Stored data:
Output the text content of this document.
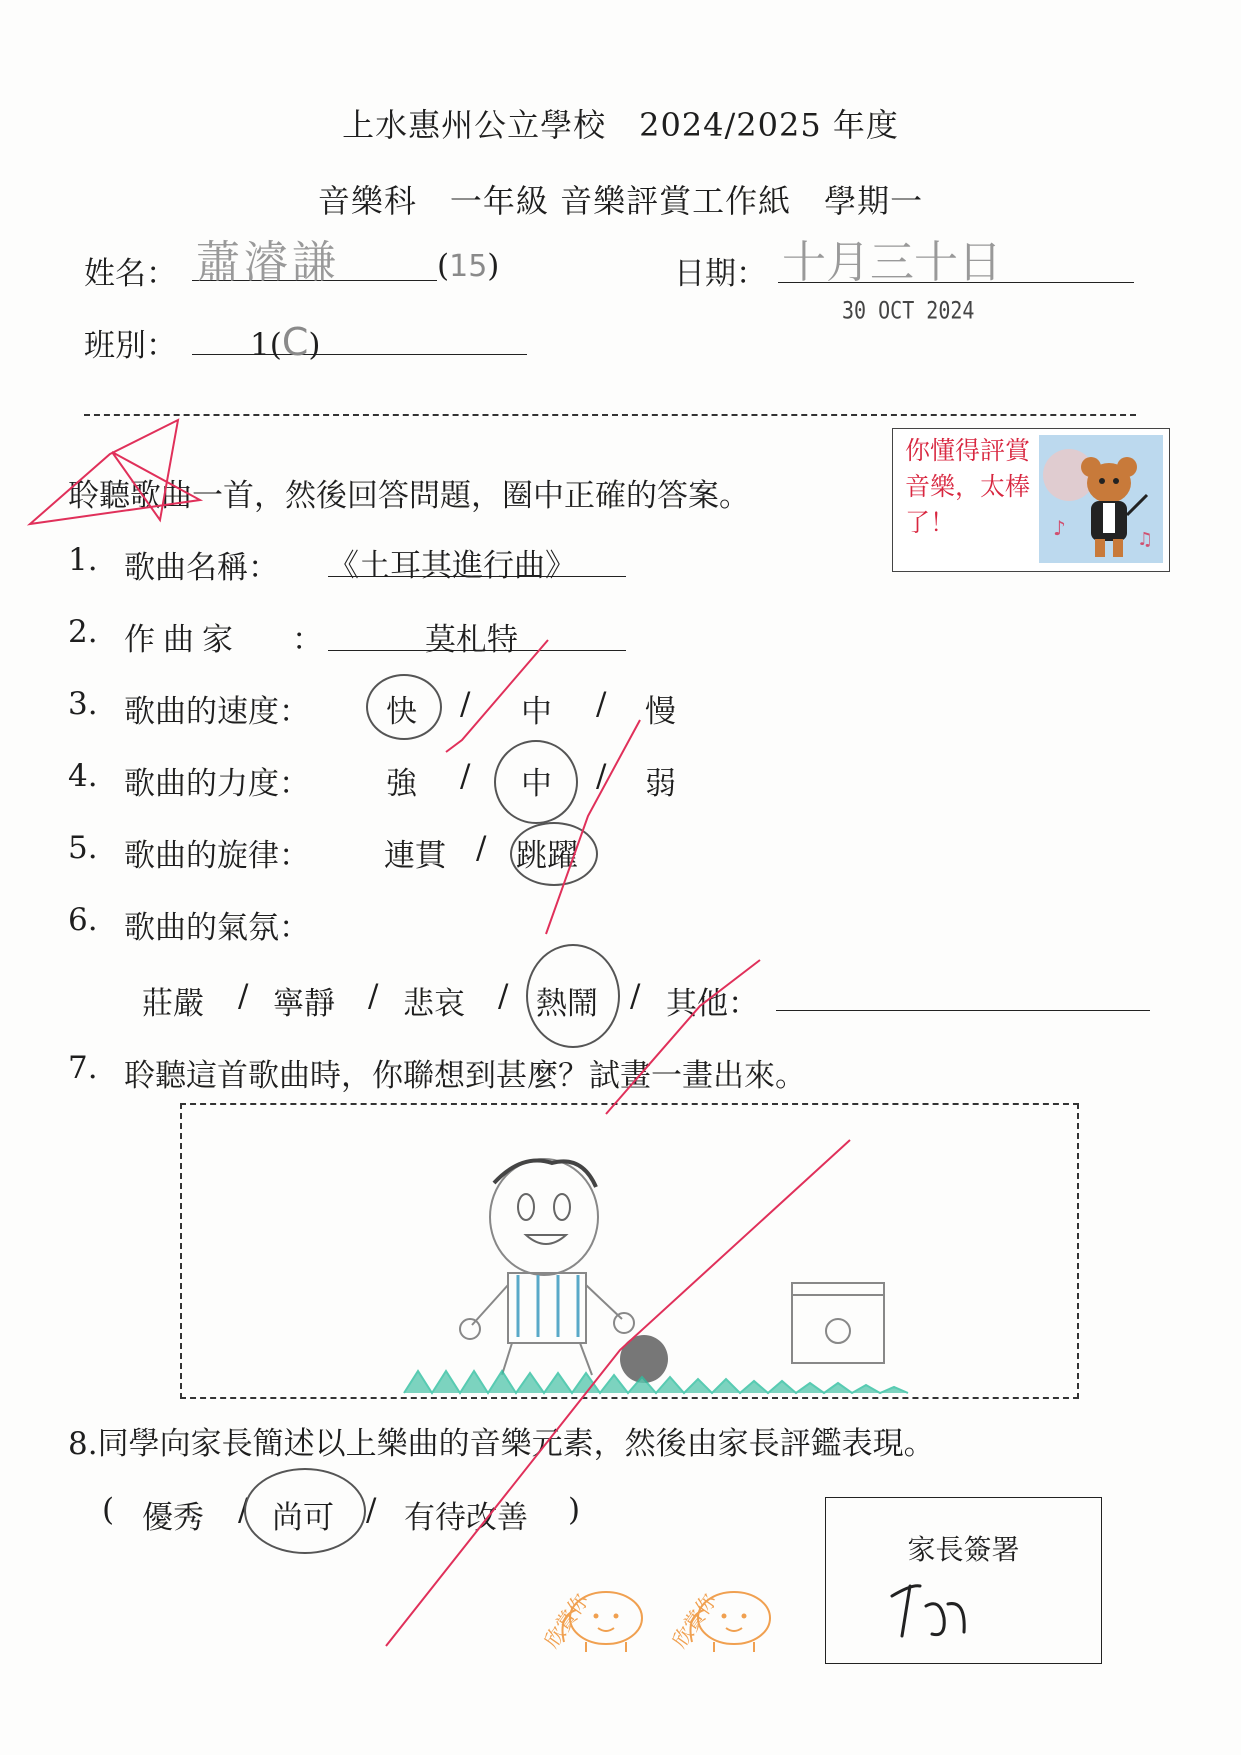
上水惠州公立學校　2024/2025 年度
音樂科　一年級 音樂評賞工作紙　學期一
姓名： 蕭濬謙	(15)	日期： 十月三十日
30 OCT 2024
班別： 1(C)
你懂得評賞音樂，太棒了！	♪	♫
聆聽歌曲一首，然後回答問題，圈中正確的答案。
1. 歌曲名稱： 《土耳其進行曲》
2. 作曲家 ：	莫札特
3. 歌曲的速度： 快 / 中 / 慢
4. 歌曲的力度： 強 / 中 / 弱
5. 歌曲的旋律： 連貫 / 跳躍
6. 歌曲的氣氛：
莊嚴 / 寧靜 / 悲哀 / 熱鬧 / 其他：
7. 聆聽這首歌曲時，你聯想到甚麼？試畫一畫出來。
8.同學向家長簡述以上樂曲的音樂元素，然後由家長評鑑表現。
( 優秀 / 尚可 / 有待改善 )
家長簽署
欣賞你	欣賞你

Task objective. Copy the data word for word. Pictures do not go in the copy.

Exercise output.
Output the text content of this document.
上水惠州公立學校　2024/2025 年度
音樂科　一年級 音樂評賞工作紙　學期一
姓名： 蕭濬謙	(15)	日期： 十月三十日
30 OCT 2024
班別： 1(C)
你懂得評賞音樂，太棒了！	♪	♫
聆聽歌曲一首，然後回答問題，圈中正確的答案。
1. 歌曲名稱： 《土耳其進行曲》
2. 作曲家 ：	莫札特
3. 歌曲的速度： 快 / 中 / 慢
4. 歌曲的力度： 強 / 中 / 弱
5. 歌曲的旋律： 連貫 / 跳躍
6. 歌曲的氣氛：
莊嚴 / 寧靜 / 悲哀 / 熱鬧 / 其他：
7. 聆聽這首歌曲時，你聯想到甚麼？試畫一畫出來。
8.同學向家長簡述以上樂曲的音樂元素，然後由家長評鑑表現。
( 優秀 / 尚可 / 有待改善 )
家長簽署
欣賞你	欣賞你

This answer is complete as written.